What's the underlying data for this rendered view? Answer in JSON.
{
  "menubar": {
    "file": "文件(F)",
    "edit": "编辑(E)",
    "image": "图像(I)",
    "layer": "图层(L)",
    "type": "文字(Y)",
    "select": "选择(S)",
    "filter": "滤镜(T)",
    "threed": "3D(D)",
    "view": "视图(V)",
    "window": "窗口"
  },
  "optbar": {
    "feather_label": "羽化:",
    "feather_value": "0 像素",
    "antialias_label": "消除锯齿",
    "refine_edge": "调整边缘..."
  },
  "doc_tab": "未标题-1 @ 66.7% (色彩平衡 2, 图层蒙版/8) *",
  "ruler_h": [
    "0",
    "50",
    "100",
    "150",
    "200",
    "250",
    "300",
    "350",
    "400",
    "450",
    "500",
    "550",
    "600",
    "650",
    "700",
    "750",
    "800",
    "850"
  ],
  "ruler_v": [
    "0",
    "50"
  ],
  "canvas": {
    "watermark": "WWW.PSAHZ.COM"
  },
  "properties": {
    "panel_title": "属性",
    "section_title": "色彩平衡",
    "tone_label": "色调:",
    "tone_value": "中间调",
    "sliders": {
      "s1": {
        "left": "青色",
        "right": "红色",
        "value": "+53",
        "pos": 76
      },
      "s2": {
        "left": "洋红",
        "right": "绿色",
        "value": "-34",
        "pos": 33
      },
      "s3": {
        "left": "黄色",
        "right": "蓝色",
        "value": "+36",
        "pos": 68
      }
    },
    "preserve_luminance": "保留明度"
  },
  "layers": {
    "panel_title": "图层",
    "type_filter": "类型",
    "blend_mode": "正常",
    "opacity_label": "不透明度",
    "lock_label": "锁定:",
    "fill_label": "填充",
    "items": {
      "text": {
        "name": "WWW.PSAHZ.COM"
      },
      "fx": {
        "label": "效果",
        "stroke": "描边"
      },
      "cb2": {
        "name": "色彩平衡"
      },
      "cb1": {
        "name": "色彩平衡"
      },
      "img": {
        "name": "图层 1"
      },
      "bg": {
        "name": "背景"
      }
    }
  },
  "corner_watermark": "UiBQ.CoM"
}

##########

--- Given request ---
Give the count of lines in the records that contain "view", and no other text.

--- Correct result ---
2